Objective
Reproduce every one of the rows below line for line, without changing a single character.

═════ Extracted data

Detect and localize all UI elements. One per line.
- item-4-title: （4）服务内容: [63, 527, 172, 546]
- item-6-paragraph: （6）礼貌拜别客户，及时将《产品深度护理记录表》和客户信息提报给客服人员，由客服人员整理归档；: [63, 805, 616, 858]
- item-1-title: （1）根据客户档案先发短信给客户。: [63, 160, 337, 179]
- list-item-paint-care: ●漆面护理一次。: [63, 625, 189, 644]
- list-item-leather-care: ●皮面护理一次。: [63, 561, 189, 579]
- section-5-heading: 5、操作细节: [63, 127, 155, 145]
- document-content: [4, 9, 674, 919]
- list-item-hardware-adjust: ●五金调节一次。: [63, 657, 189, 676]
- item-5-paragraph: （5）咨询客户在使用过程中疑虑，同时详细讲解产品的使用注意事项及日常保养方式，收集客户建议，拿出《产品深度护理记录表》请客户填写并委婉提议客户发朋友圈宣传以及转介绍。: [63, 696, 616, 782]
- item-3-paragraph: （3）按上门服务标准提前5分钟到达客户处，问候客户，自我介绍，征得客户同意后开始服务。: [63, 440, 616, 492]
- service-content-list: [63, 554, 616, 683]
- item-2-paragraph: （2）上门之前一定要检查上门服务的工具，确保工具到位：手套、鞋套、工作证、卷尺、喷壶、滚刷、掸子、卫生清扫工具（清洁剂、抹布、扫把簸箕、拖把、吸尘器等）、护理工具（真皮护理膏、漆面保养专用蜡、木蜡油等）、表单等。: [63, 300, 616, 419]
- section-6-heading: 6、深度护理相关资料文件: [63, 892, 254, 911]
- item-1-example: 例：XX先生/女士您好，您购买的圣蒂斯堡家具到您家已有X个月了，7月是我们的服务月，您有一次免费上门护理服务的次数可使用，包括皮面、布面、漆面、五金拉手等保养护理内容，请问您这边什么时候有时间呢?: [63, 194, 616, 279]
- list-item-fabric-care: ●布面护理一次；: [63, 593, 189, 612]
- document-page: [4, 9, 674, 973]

══════════

Full response
Detect and localize all UI elements. One per line.
- item-4-title: （4）服务内容: [63, 527, 172, 546]
- item-6-paragraph: （6）礼貌拜别客户，及时将《产品深度护理记录表》和客户信息提报给客服人员，由客服人员整理归档；: [63, 805, 616, 858]
- item-1-title: （1）根据客户档案先发短信给客户。: [63, 160, 337, 179]
- list-item-paint-care: ●漆面护理一次。: [63, 625, 189, 644]
- list-item-leather-care: ●皮面护理一次。: [63, 561, 189, 579]
- section-5-heading: 5、操作细节: [63, 127, 155, 145]
- document-content: [4, 9, 674, 919]
- list-item-hardware-adjust: ●五金调节一次。: [63, 657, 189, 676]
- item-5-paragraph: （5）咨询客户在使用过程中疑虑，同时详细讲解产品的使用注意事项及日常保养方式，收集客户建议，拿出《产品深度护理记录表》请客户填写并委婉提议客户发朋友圈宣传以及转介绍。: [63, 696, 616, 782]
- item-3-paragraph: （3）按上门服务标准提前5分钟到达客户处，问候客户，自我介绍，征得客户同意后开始服务。: [63, 440, 616, 492]
- service-content-list: [63, 554, 616, 683]
- item-2-paragraph: （2）上门之前一定要检查上门服务的工具，确保工具到位：手套、鞋套、工作证、卷尺、喷壶、滚刷、掸子、卫生清扫工具（清洁剂、抹布、扫把簸箕、拖把、吸尘器等）、护理工具（真皮护理膏、漆面保养专用蜡、木蜡油等）、表单等。: [63, 300, 616, 419]
- section-6-heading: 6、深度护理相关资料文件: [63, 892, 254, 911]
- item-1-example: 例：XX先生/女士您好，您购买的圣蒂斯堡家具到您家已有X个月了，7月是我们的服务月，您有一次免费上门护理服务的次数可使用，包括皮面、布面、漆面、五金拉手等保养护理内容，请问您这边什么时候有时间呢?: [63, 194, 616, 279]
- list-item-fabric-care: ●布面护理一次；: [63, 593, 189, 612]
- document-page: [4, 9, 674, 973]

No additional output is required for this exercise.